WRITTEN PROBLEM » Repeat each entry word for word. Leave any images out of the copy.

Records about charts and figures:
━━━━━━━━━━

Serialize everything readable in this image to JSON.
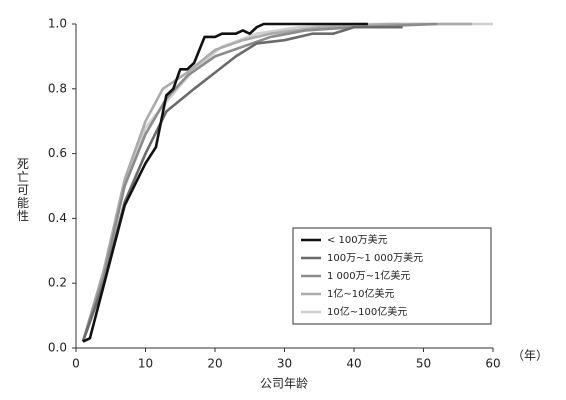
{
  "chart_data": {
    "type": "line",
    "xlabel": "公司年龄",
    "x_unit": "（年）",
    "ylabel": "死亡可能性",
    "xlim": [
      0,
      60
    ],
    "xticks": [
      0,
      10,
      20,
      30,
      40,
      50,
      60
    ],
    "ylim": [
      0,
      1
    ],
    "yticks": [
      {
        "value": 0,
        "label": "0.0"
      },
      0.2,
      0.4,
      0.6,
      0.8,
      {
        "value": 1,
        "label": "1.0"
      }
    ],
    "legend": "lower right",
    "series": [
      {
        "name": "< 100万美元",
        "color": "#111111",
        "x": [
          1,
          2,
          7,
          10,
          11.5,
          13,
          14,
          15,
          16,
          17,
          18.5,
          20,
          21,
          23,
          24,
          25,
          26,
          27,
          42
        ],
        "values": [
          0.02,
          0.03,
          0.44,
          0.57,
          0.62,
          0.78,
          0.8,
          0.86,
          0.86,
          0.88,
          0.96,
          0.96,
          0.97,
          0.97,
          0.98,
          0.97,
          0.99,
          1.0,
          1.0
        ]
      },
      {
        "name": "100万~1 000万美元",
        "color": "#6a6a6a",
        "x": [
          1,
          4,
          7,
          10,
          13,
          17,
          20,
          23,
          26,
          30,
          34,
          37,
          40,
          47
        ],
        "values": [
          0.02,
          0.2,
          0.45,
          0.6,
          0.73,
          0.8,
          0.85,
          0.9,
          0.94,
          0.95,
          0.97,
          0.97,
          0.99,
          0.99
        ]
      },
      {
        "name": "1 000万~1亿美元",
        "color": "#8c8c8c",
        "x": [
          1,
          4,
          7,
          10,
          13,
          16,
          20,
          24,
          28,
          33,
          40,
          52
        ],
        "values": [
          0.02,
          0.22,
          0.5,
          0.66,
          0.77,
          0.84,
          0.9,
          0.93,
          0.96,
          0.98,
          0.99,
          1.0
        ]
      },
      {
        "name": "1亿~10亿美元",
        "color": "#ababab",
        "x": [
          1,
          4,
          7,
          10,
          12.5,
          16,
          20,
          24,
          28,
          35,
          45,
          57
        ],
        "values": [
          0.02,
          0.24,
          0.52,
          0.7,
          0.8,
          0.85,
          0.92,
          0.95,
          0.97,
          0.99,
          1.0,
          1.0
        ]
      },
      {
        "name": "10亿~100亿美元",
        "color": "#cfcfcf",
        "x": [
          1,
          4,
          7,
          10,
          13,
          17,
          21,
          26,
          32,
          40,
          60
        ],
        "values": [
          0.02,
          0.24,
          0.5,
          0.68,
          0.76,
          0.86,
          0.93,
          0.97,
          0.99,
          1.0,
          1.0
        ]
      }
    ]
  }
}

━━━━━━━━━━

TASK ANSWER »
Serialize everything readable in this image to JSON.
{
  "chart_data": {
    "type": "line",
    "xlabel": "公司年龄",
    "x_unit": "（年）",
    "ylabel": "死亡可能性",
    "xlim": [
      0,
      60
    ],
    "xticks": [
      0,
      10,
      20,
      30,
      40,
      50,
      60
    ],
    "ylim": [
      0,
      1
    ],
    "yticks": [
      {
        "value": 0,
        "label": "0.0"
      },
      0.2,
      0.4,
      0.6,
      0.8,
      {
        "value": 1,
        "label": "1.0"
      }
    ],
    "legend": "lower right",
    "series": [
      {
        "name": "< 100万美元",
        "color": "#111111",
        "x": [
          1,
          2,
          7,
          10,
          11.5,
          13,
          14,
          15,
          16,
          17,
          18.5,
          20,
          21,
          23,
          24,
          25,
          26,
          27,
          42
        ],
        "values": [
          0.02,
          0.03,
          0.44,
          0.57,
          0.62,
          0.78,
          0.8,
          0.86,
          0.86,
          0.88,
          0.96,
          0.96,
          0.97,
          0.97,
          0.98,
          0.97,
          0.99,
          1.0,
          1.0
        ]
      },
      {
        "name": "100万~1 000万美元",
        "color": "#6a6a6a",
        "x": [
          1,
          4,
          7,
          10,
          13,
          17,
          20,
          23,
          26,
          30,
          34,
          37,
          40,
          47
        ],
        "values": [
          0.02,
          0.2,
          0.45,
          0.6,
          0.73,
          0.8,
          0.85,
          0.9,
          0.94,
          0.95,
          0.97,
          0.97,
          0.99,
          0.99
        ]
      },
      {
        "name": "1 000万~1亿美元",
        "color": "#8c8c8c",
        "x": [
          1,
          4,
          7,
          10,
          13,
          16,
          20,
          24,
          28,
          33,
          40,
          52
        ],
        "values": [
          0.02,
          0.22,
          0.5,
          0.66,
          0.77,
          0.84,
          0.9,
          0.93,
          0.96,
          0.98,
          0.99,
          1.0
        ]
      },
      {
        "name": "1亿~10亿美元",
        "color": "#ababab",
        "x": [
          1,
          4,
          7,
          10,
          12.5,
          16,
          20,
          24,
          28,
          35,
          45,
          57
        ],
        "values": [
          0.02,
          0.24,
          0.52,
          0.7,
          0.8,
          0.85,
          0.92,
          0.95,
          0.97,
          0.99,
          1.0,
          1.0
        ]
      },
      {
        "name": "10亿~100亿美元",
        "color": "#cfcfcf",
        "x": [
          1,
          4,
          7,
          10,
          13,
          17,
          21,
          26,
          32,
          40,
          60
        ],
        "values": [
          0.02,
          0.24,
          0.5,
          0.68,
          0.76,
          0.86,
          0.93,
          0.97,
          0.99,
          1.0,
          1.0
        ]
      }
    ]
  }
}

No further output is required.